▸ TO BE DONE:
Output the data below in full, character for character.

▸ EXERCISE MATERIAL:

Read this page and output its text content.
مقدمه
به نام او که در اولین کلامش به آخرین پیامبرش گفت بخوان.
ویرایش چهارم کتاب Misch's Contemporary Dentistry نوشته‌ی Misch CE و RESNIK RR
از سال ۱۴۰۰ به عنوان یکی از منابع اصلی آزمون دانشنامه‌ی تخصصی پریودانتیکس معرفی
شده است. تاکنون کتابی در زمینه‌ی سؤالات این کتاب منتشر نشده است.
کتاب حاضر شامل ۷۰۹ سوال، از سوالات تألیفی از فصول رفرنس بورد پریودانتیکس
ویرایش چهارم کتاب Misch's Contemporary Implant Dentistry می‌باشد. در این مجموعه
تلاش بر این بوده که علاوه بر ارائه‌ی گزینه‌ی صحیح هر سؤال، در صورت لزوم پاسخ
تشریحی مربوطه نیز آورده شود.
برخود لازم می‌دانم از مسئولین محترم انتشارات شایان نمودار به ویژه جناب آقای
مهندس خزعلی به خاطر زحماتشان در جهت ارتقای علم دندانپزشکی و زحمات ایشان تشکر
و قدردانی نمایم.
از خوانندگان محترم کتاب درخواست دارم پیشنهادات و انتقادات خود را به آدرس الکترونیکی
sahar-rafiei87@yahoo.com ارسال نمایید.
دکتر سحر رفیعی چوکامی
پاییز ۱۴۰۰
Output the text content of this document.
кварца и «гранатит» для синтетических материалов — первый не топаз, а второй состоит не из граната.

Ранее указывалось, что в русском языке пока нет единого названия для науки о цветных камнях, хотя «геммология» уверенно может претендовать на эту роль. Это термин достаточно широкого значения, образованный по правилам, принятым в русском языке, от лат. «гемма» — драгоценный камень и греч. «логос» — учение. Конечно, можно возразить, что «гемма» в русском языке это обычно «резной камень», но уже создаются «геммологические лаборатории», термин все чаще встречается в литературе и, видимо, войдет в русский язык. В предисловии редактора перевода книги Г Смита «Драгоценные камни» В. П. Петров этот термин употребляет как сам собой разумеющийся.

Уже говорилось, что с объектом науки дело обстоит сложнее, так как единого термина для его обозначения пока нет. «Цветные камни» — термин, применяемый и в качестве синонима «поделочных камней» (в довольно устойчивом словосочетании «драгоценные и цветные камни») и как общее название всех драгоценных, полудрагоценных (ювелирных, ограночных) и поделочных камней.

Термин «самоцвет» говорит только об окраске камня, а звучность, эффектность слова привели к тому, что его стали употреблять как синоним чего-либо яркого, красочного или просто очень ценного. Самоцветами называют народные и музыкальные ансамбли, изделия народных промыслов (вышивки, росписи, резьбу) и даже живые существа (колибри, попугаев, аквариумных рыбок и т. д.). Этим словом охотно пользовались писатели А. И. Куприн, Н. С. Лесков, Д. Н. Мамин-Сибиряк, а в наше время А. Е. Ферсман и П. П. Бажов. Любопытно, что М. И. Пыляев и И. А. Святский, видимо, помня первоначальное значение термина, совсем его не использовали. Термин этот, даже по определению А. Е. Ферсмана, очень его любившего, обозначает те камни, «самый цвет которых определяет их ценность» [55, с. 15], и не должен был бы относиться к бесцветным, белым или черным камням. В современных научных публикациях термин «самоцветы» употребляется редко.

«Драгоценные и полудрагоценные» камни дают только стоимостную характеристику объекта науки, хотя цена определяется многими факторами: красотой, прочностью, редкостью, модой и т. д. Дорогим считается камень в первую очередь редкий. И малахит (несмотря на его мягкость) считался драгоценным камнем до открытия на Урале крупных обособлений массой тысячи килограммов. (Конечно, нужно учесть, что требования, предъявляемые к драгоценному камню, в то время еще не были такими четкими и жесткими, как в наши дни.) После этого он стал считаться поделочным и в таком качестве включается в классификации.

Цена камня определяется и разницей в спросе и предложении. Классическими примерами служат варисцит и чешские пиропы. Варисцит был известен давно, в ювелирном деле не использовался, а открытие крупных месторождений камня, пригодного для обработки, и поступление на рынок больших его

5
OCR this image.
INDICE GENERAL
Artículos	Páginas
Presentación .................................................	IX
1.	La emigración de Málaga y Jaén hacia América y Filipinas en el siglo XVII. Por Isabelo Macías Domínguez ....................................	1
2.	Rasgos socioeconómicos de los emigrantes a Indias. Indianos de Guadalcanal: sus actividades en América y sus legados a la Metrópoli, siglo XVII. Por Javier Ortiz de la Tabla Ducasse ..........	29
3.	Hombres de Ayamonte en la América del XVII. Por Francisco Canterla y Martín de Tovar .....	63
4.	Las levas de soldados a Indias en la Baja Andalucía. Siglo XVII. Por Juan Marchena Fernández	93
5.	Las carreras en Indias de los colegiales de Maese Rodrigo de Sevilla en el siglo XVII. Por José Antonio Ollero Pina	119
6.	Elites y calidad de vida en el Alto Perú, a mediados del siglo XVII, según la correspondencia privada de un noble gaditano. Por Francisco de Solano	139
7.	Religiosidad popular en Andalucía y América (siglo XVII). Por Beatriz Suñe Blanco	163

▸ REPLY TO THE TASK:
Read this page and output its text content.
مقدمه
به نام او که در اولین کلامش به آخرین پیامبرش گفت بخوان.
ویرایش چهارم کتاب Misch's Contemporary Dentistry نوشته‌ی Misch CE و RESNIK RR
از سال ۱۴۰۰ به عنوان یکی از منابع اصلی آزمون دانشنامه‌ی تخصصی پریودانتیکس معرفی
شده است. تاکنون کتابی در زمینه‌ی سؤالات این کتاب منتشر نشده است.
کتاب حاضر شامل ۷۰۹ سوال، از سوالات تألیفی از فصول رفرنس بورد پریودانتیکس
ویرایش چهارم کتاب Misch's Contemporary Implant Dentistry می‌باشد. در این مجموعه
تلاش بر این بوده که علاوه بر ارائه‌ی گزینه‌ی صحیح هر سؤال، در صورت لزوم پاسخ
تشریحی مربوطه نیز آورده شود.
برخود لازم می‌دانم از مسئولین محترم انتشارات شایان نمودار به ویژه جناب آقای
مهندس خزعلی به خاطر زحماتشان در جهت ارتقای علم دندانپزشکی و زحمات ایشان تشکر
و قدردانی نمایم.
از خوانندگان محترم کتاب درخواست دارم پیشنهادات و انتقادات خود را به آدرس الکترونیکی
sahar-rafiei87@yahoo.com ارسال نمایید.
دکتر سحر رفیعی چوکامی
پاییز ۱۴۰۰
Output the text content of this document.
кварца и «гранатит» для синтетических материалов — первый не топаз, а второй состоит не из граната.

Ранее указывалось, что в русском языке пока нет единого названия для науки о цветных камнях, хотя «геммология» уверенно может претендовать на эту роль. Это термин достаточно широкого значения, образованный по правилам, принятым в русском языке, от лат. «гемма» — драгоценный камень и греч. «логос» — учение. Конечно, можно возразить, что «гемма» в русском языке это обычно «резной камень», но уже создаются «геммологические лаборатории», термин все чаще встречается в литературе и, видимо, войдет в русский язык. В предисловии редактора перевода книги Г Смита «Драгоценные камни» В. П. Петров этот термин употребляет как сам собой разумеющийся.

Уже говорилось, что с объектом науки дело обстоит сложнее, так как единого термина для его обозначения пока нет. «Цветные камни» — термин, применяемый и в качестве синонима «поделочных камней» (в довольно устойчивом словосочетании «драгоценные и цветные камни») и как общее название всех драгоценных, полудрагоценных (ювелирных, ограночных) и поделочных камней.

Термин «самоцвет» говорит только об окраске камня, а звучность, эффектность слова привели к тому, что его стали употреблять как синоним чего-либо яркого, красочного или просто очень ценного. Самоцветами называют народные и музыкальные ансамбли, изделия народных промыслов (вышивки, росписи, резьбу) и даже живые существа (колибри, попугаев, аквариумных рыбок и т. д.). Этим словом охотно пользовались писатели А. И. Куприн, Н. С. Лесков, Д. Н. Мамин-Сибиряк, а в наше время А. Е. Ферсман и П. П. Бажов. Любопытно, что М. И. Пыляев и И. А. Святский, видимо, помня первоначальное значение термина, совсем его не использовали. Термин этот, даже по определению А. Е. Ферсмана, очень его любившего, обозначает те камни, «самый цвет которых определяет их ценность» [55, с. 15], и не должен был бы относиться к бесцветным, белым или черным камням. В современных научных публикациях термин «самоцветы» употребляется редко.

«Драгоценные и полудрагоценные» камни дают только стоимостную характеристику объекта науки, хотя цена определяется многими факторами: красотой, прочностью, редкостью, модой и т. д. Дорогим считается камень в первую очередь редкий. И малахит (несмотря на его мягкость) считался драгоценным камнем до открытия на Урале крупных обособлений массой тысячи килограммов. (Конечно, нужно учесть, что требования, предъявляемые к драгоценному камню, в то время еще не были такими четкими и жесткими, как в наши дни.) После этого он стал считаться поделочным и в таком качестве включается в классификации.

Цена камня определяется и разницей в спросе и предложении. Классическими примерами служат варисцит и чешские пиропы. Варисцит был известен давно, в ювелирном деле не использовался, а открытие крупных месторождений камня, пригодного для обработки, и поступление на рынок больших его

5
OCR this image.
INDICE GENERAL
Artículos	Páginas
Presentación .................................................	IX
1.	La emigración de Málaga y Jaén hacia América y Filipinas en el siglo XVII. Por Isabelo Macías Domínguez ....................................	1
2.	Rasgos socioeconómicos de los emigrantes a Indias. Indianos de Guadalcanal: sus actividades en América y sus legados a la Metrópoli, siglo XVII. Por Javier Ortiz de la Tabla Ducasse ..........	29
3.	Hombres de Ayamonte en la América del XVII. Por Francisco Canterla y Martín de Tovar .....	63
4.	Las levas de soldados a Indias en la Baja Andalucía. Siglo XVII. Por Juan Marchena Fernández	93
5.	Las carreras en Indias de los colegiales de Maese Rodrigo de Sevilla en el siglo XVII. Por José Antonio Ollero Pina	119
6.	Elites y calidad de vida en el Alto Perú, a mediados del siglo XVII, según la correspondencia privada de un noble gaditano. Por Francisco de Solano	139
7.	Religiosidad popular en Andalucía y América (siglo XVII). Por Beatriz Suñe Blanco	163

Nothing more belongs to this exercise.